Transcribed document page entries:
↓↓↓
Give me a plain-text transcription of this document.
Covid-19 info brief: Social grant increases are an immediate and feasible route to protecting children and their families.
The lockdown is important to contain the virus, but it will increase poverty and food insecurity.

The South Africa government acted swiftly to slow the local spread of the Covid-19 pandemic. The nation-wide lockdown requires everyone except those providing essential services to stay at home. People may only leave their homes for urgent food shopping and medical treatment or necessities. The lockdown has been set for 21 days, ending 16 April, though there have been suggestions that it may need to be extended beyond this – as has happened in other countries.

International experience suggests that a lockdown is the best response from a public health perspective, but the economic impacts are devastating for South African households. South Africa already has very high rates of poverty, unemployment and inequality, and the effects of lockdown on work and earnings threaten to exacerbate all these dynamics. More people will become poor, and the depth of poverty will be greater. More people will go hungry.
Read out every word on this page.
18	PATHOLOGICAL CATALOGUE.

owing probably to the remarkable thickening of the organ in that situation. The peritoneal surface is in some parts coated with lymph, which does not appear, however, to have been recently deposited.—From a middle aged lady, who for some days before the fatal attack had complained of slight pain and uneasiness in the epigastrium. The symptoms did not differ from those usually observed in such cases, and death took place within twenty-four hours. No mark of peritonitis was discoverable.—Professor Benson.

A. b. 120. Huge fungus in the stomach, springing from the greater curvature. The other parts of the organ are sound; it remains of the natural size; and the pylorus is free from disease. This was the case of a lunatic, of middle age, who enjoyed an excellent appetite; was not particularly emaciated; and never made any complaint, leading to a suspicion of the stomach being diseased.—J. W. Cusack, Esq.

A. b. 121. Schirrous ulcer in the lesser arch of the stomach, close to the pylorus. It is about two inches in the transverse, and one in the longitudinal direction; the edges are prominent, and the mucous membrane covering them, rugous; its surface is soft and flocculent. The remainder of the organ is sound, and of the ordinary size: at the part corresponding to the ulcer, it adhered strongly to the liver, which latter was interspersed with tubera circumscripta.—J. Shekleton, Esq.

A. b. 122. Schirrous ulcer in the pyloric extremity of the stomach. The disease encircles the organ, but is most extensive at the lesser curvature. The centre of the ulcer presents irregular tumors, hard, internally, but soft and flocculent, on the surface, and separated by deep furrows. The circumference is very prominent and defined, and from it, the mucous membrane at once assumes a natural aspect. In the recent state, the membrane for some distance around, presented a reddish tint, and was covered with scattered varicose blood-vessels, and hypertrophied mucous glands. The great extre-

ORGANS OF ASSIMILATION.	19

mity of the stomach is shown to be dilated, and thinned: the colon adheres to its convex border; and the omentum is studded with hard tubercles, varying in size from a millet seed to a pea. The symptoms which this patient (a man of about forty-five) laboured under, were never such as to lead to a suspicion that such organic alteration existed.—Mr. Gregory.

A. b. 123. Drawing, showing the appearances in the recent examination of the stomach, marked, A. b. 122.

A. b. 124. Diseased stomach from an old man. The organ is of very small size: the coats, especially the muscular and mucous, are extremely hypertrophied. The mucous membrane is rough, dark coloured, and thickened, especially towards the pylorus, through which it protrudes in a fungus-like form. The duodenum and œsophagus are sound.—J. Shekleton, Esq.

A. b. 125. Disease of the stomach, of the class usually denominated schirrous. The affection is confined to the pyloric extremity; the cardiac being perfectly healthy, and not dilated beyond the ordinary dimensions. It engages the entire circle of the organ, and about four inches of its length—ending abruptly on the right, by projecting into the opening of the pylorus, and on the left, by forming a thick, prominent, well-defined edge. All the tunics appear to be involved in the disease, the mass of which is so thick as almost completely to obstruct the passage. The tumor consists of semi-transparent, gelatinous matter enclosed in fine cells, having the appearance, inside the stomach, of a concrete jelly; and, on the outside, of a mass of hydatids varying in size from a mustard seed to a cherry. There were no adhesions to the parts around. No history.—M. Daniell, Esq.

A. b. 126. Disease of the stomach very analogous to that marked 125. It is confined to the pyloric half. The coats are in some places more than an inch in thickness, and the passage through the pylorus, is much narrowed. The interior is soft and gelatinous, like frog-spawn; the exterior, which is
↑↑↑
### Assigned task
Beginning with the first line and ending with the last, restate the data word for word.

### Solution for this problem
Give me a plain-text transcription of this document.
Covid-19 info brief: Social grant increases are an immediate and feasible route to protecting children and their families.
The lockdown is important to contain the virus, but it will increase poverty and food insecurity.

The South Africa government acted swiftly to slow the local spread of the Covid-19 pandemic. The nation-wide lockdown requires everyone except those providing essential services to stay at home. People may only leave their homes for urgent food shopping and medical treatment or necessities. The lockdown has been set for 21 days, ending 16 April, though there have been suggestions that it may need to be extended beyond this – as has happened in other countries.

International experience suggests that a lockdown is the best response from a public health perspective, but the economic impacts are devastating for South African households. South Africa already has very high rates of poverty, unemployment and inequality, and the effects of lockdown on work and earnings threaten to exacerbate all these dynamics. More people will become poor, and the depth of poverty will be greater. More people will go hungry.
Read out every word on this page.
18	PATHOLOGICAL CATALOGUE.

owing probably to the remarkable thickening of the organ in that situation. The peritoneal surface is in some parts coated with lymph, which does not appear, however, to have been recently deposited.—From a middle aged lady, who for some days before the fatal attack had complained of slight pain and uneasiness in the epigastrium. The symptoms did not differ from those usually observed in such cases, and death took place within twenty-four hours. No mark of peritonitis was discoverable.—Professor Benson.

A. b. 120. Huge fungus in the stomach, springing from the greater curvature. The other parts of the organ are sound; it remains of the natural size; and the pylorus is free from disease. This was the case of a lunatic, of middle age, who enjoyed an excellent appetite; was not particularly emaciated; and never made any complaint, leading to a suspicion of the stomach being diseased.—J. W. Cusack, Esq.

A. b. 121. Schirrous ulcer in the lesser arch of the stomach, close to the pylorus. It is about two inches in the transverse, and one in the longitudinal direction; the edges are prominent, and the mucous membrane covering them, rugous; its surface is soft and flocculent. The remainder of the organ is sound, and of the ordinary size: at the part corresponding to the ulcer, it adhered strongly to the liver, which latter was interspersed with tubera circumscripta.—J. Shekleton, Esq.

A. b. 122. Schirrous ulcer in the pyloric extremity of the stomach. The disease encircles the organ, but is most extensive at the lesser curvature. The centre of the ulcer presents irregular tumors, hard, internally, but soft and flocculent, on the surface, and separated by deep furrows. The circumference is very prominent and defined, and from it, the mucous membrane at once assumes a natural aspect. In the recent state, the membrane for some distance around, presented a reddish tint, and was covered with scattered varicose blood-vessels, and hypertrophied mucous glands. The great extre-

ORGANS OF ASSIMILATION.	19

mity of the stomach is shown to be dilated, and thinned: the colon adheres to its convex border; and the omentum is studded with hard tubercles, varying in size from a millet seed to a pea. The symptoms which this patient (a man of about forty-five) laboured under, were never such as to lead to a suspicion that such organic alteration existed.—Mr. Gregory.

A. b. 123. Drawing, showing the appearances in the recent examination of the stomach, marked, A. b. 122.

A. b. 124. Diseased stomach from an old man. The organ is of very small size: the coats, especially the muscular and mucous, are extremely hypertrophied. The mucous membrane is rough, dark coloured, and thickened, especially towards the pylorus, through which it protrudes in a fungus-like form. The duodenum and œsophagus are sound.—J. Shekleton, Esq.

A. b. 125. Disease of the stomach, of the class usually denominated schirrous. The affection is confined to the pyloric extremity; the cardiac being perfectly healthy, and not dilated beyond the ordinary dimensions. It engages the entire circle of the organ, and about four inches of its length—ending abruptly on the right, by projecting into the opening of the pylorus, and on the left, by forming a thick, prominent, well-defined edge. All the tunics appear to be involved in the disease, the mass of which is so thick as almost completely to obstruct the passage. The tumor consists of semi-transparent, gelatinous matter enclosed in fine cells, having the appearance, inside the stomach, of a concrete jelly; and, on the outside, of a mass of hydatids varying in size from a mustard seed to a cherry. There were no adhesions to the parts around. No history.—M. Daniell, Esq.

A. b. 126. Disease of the stomach very analogous to that marked 125. It is confined to the pyloric half. The coats are in some places more than an inch in thickness, and the passage through the pylorus, is much narrowed. The interior is soft and gelatinous, like frog-spawn; the exterior, which is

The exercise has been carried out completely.